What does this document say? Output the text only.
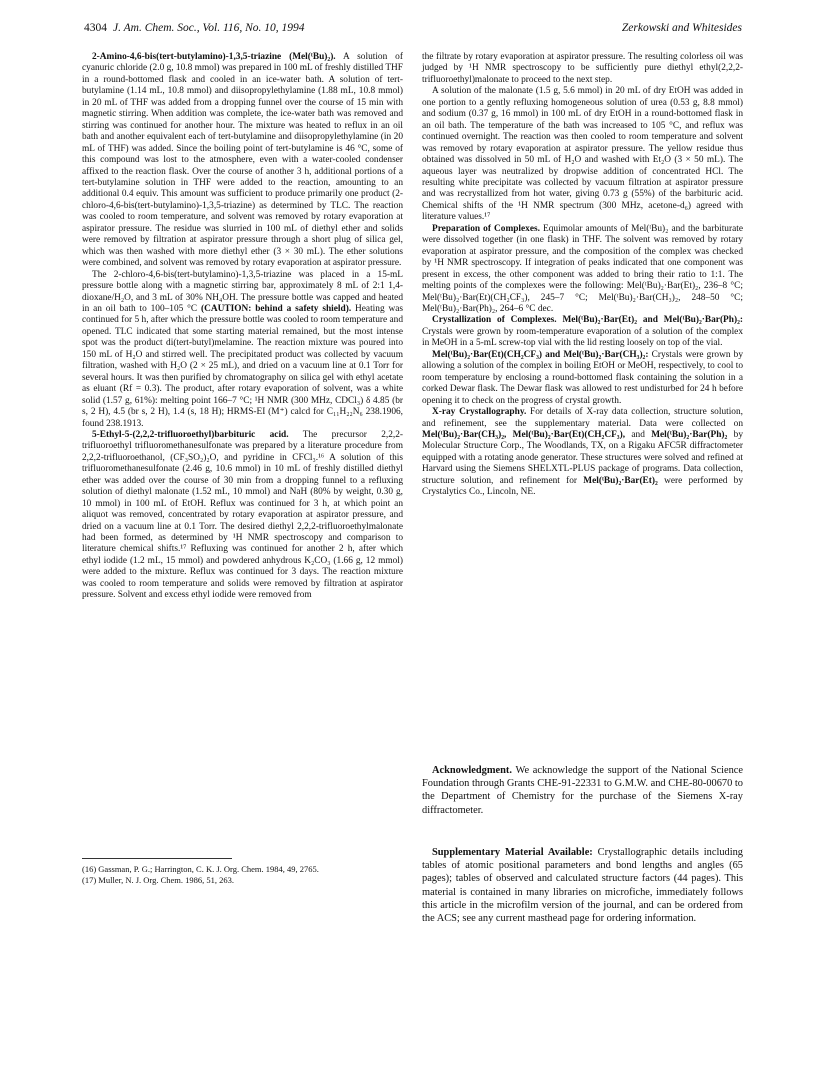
4304 J. Am. Chem. Soc., Vol. 116, No. 10, 1994	Zerkowski and Whitesides

2-Amino-4,6-bis(tert-butylamino)-1,3,5-triazine (Mel(ᵗBu)₂). A solution of cyanuric chloride (2.0 g, 10.8 mmol) was prepared in 100 mL of freshly distilled THF in a round-bottomed flask and cooled in an ice-water bath. A solution of tert-butylamine (1.14 mL, 10.8 mmol) and diisopropylethylamine (1.88 mL, 10.8 mmol) in 20 mL of THF was added from a dropping funnel over the course of 15 min with magnetic stirring. When addition was complete, the ice-water bath was removed and stirring was continued for another hour. The mixture was heated to reflux in an oil bath and another equivalent each of tert-butylamine and diisopropylethylamine (in 20 mL of THF) was added. Since the boiling point of tert-butylamine is 46 °C, some of this compound was lost to the atmosphere, even with a water-cooled condenser affixed to the reaction flask. Over the course of another 3 h, additional portions of a tert-butylamine solution in THF were added to the reaction, amounting to an additional 0.4 equiv. This amount was sufficient to produce primarily one product (2-chloro-4,6-bis(tert-butylamino)-1,3,5-triazine) as determined by TLC. The reaction was cooled to room temperature, and solvent was removed by rotary evaporation at aspirator pressure. The residue was slurried in 100 mL of diethyl ether and solids were removed by filtration at aspirator pressure through a short plug of silica gel, which was then washed with more diethyl ether (3 × 30 mL). The ether solutions were combined, and solvent was removed by rotary evaporation at aspirator pressure.

The 2-chloro-4,6-bis(tert-butylamino)-1,3,5-triazine was placed in a 15-mL pressure bottle along with a magnetic stirring bar, approximately 8 mL of 2:1 1,4-dioxane/H₂O, and 3 mL of 30% NH₄OH. The pressure bottle was capped and heated in an oil bath to 100–105 °C (CAUTION: behind a safety shield). Heating was continued for 5 h, after which the pressure bottle was cooled to room temperature and opened. TLC indicated that some starting material remained, but the most intense spot was the product di(tert-butyl)melamine. The reaction mixture was poured into 150 mL of H₂O and stirred well. The precipitated product was collected by vacuum filtration, washed with H₂O (2 × 25 mL), and dried on a vacuum line at 0.1 Torr for several hours. It was then purified by chromatography on silica gel with ethyl acetate as eluant (Rf = 0.3). The product, after rotary evaporation of solvent, was a white solid (1.57 g, 61%): melting point 166–7 °C; ¹H NMR (300 MHz, CDCl₃) δ 4.85 (br s, 2 H), 4.5 (br s, 2 H), 1.4 (s, 18 H); HRMS-EI (M⁺) calcd for C₁₁H₂₂N₆ 238.1906, found 238.1913.

5-Ethyl-5-(2,2,2-trifluoroethyl)barbituric acid. The precursor 2,2,2-trifluoroethyl trifluoromethanesulfonate was prepared by a literature procedure from 2,2,2-trifluoroethanol, (CF₃SO₂)₂O, and pyridine in CFCl₃.¹⁶ A solution of this trifluoromethanesulfonate (2.46 g, 10.6 mmol) in 10 mL of freshly distilled diethyl ether was added over the course of 30 min from a dropping funnel to a refluxing solution of diethyl malonate (1.52 mL, 10 mmol) and NaH (80% by weight, 0.30 g, 10 mmol) in 100 mL of EtOH. Reflux was continued for 3 h, at which point an aliquot was removed, concentrated by rotary evaporation at aspirator pressure, and dried on a vacuum line at 0.1 Torr. The desired diethyl 2,2,2-trifluoroethylmalonate had been formed, as determined by ¹H NMR spectroscopy and comparison to literature chemical shifts.¹⁷ Refluxing was continued for another 2 h, after which ethyl iodide (1.2 mL, 15 mmol) and powdered anhydrous K₂CO₃ (1.66 g, 12 mmol) were added to the mixture. Reflux was continued for 3 days. The reaction mixture was cooled to room temperature and solids were removed by filtration at aspirator pressure. Solvent and excess ethyl iodide were removed from

(16) Gassman, P. G.; Harrington, C. K. J. Org. Chem. 1984, 49, 2765.
(17) Muller, N. J. Org. Chem. 1986, 51, 263.

the filtrate by rotary evaporation at aspirator pressure. The resulting colorless oil was judged by ¹H NMR spectroscopy to be sufficiently pure diethyl ethyl(2,2,2-trifluoroethyl)malonate to proceed to the next step.

A solution of the malonate (1.5 g, 5.6 mmol) in 20 mL of dry EtOH was added in one portion to a gently refluxing homogeneous solution of urea (0.53 g, 8.8 mmol) and sodium (0.37 g, 16 mmol) in 100 mL of dry EtOH in a round-bottomed flask in an oil bath. The temperature of the bath was increased to 105 °C, and reflux was continued overnight. The reaction was then cooled to room temperature and solvent was removed by rotary evaporation at aspirator pressure. The yellow residue thus obtained was dissolved in 50 mL of H₂O and washed with Et₂O (3 × 50 mL). The aqueous layer was neutralized by dropwise addition of concentrated HCl. The resulting white precipitate was collected by vacuum filtration at aspirator pressure and was recrystallized from hot water, giving 0.73 g (55%) of the barbituric acid. Chemical shifts of the ¹H NMR spectrum (300 MHz, acetone-d₆) agreed with literature values.¹⁷

Preparation of Complexes. Equimolar amounts of Mel(ᵗBu)₂ and the barbiturate were dissolved together (in one flask) in THF. The solvent was removed by rotary evaporation at aspirator pressure, and the composition of the complex was checked by ¹H NMR spectroscopy. If integration of peaks indicated that one component was present in excess, the other component was added to bring their ratio to 1:1. The melting points of the complexes were the following: Mel(ᵗBu)₂·Bar(Et)₂, 236–8 °C; Mel(ᵗBu)₂·Bar(Et)(CH₂CF₃), 245–7 °C; Mel(ᵗBu)₂·Bar(CH₃)₂, 248–50 °C; Mel(ᵗBu)₂·Bar(Ph)₂, 264–6 °C dec.

Crystallization of Complexes. Mel(ᵗBu)₂·Bar(Et)₂ and Mel(ᵗBu)₂·Bar(Ph)₂: Crystals were grown by room-temperature evaporation of a solution of the complex in MeOH in a 5-mL screw-top vial with the lid resting loosely on top of the vial.

Mel(ᵗBu)₂·Bar(Et)(CH₂CF₃) and Mel(ᵗBu)₂·Bar(CH₃)₂: Crystals were grown by allowing a solution of the complex in boiling EtOH or MeOH, respectively, to cool to room temperature by enclosing a round-bottomed flask containing the solution in a corked Dewar flask. The Dewar flask was allowed to rest undisturbed for 24 h before opening it to check on the progress of crystal growth.

X-ray Crystallography. For details of X-ray data collection, structure solution, and refinement, see the supplementary material. Data were collected on Mel(ᵗBu)₂·Bar(CH₃)₂, Mel(ᵗBu)₂·Bar(Et)(CH₂CF₃), and Mel(ᵗBu)₂·Bar(Ph)₂ by Molecular Structure Corp., The Woodlands, TX, on a Rigaku AFC5R diffractometer equipped with a rotating anode generator. These structures were solved and refined at Harvard using the Siemens SHELXTL-PLUS package of programs. Data collection, structure solution, and refinement for Mel(ᵗBu)₂·Bar(Et)₂ were performed by Crystalytics Co., Lincoln, NE.

Acknowledgment. We acknowledge the support of the National Science Foundation through Grants CHE-91-22331 to G.M.W. and CHE-80-00670 to the Department of Chemistry for the purchase of the Siemens X-ray diffractometer.

Supplementary Material Available: Crystallographic details including tables of atomic positional parameters and bond lengths and angles (65 pages); tables of observed and calculated structure factors (44 pages). This material is contained in many libraries on microfiche, immediately follows this article in the microfilm version of the journal, and can be ordered from the ACS; see any current masthead page for ordering information.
_ _ _
Find the word "Crystals" in the data and copy out each line where it turns up.

* WRITTEN ANSWER
Crystallization of Complexes. Mel(ᵗBu)₂·Bar(Et)₂ and Mel(ᵗBu)₂·Bar(Ph)₂: Crystals were grown by room-temperature evaporation of a solution of the complex in MeOH in a 5-mL screw-top vial with the lid resting loosely on top of the vial.
Mel(ᵗBu)₂·Bar(Et)(CH₂CF₃) and Mel(ᵗBu)₂·Bar(CH₃)₂: Crystals were grown by allowing a solution of the complex in boiling EtOH or MeOH, respectively, to cool to room temperature by enclosing a round-bottomed flask containing the solution in a corked Dewar flask. The Dewar flask was allowed to rest undisturbed for 24 h before opening it to check on the progress of crystal growth.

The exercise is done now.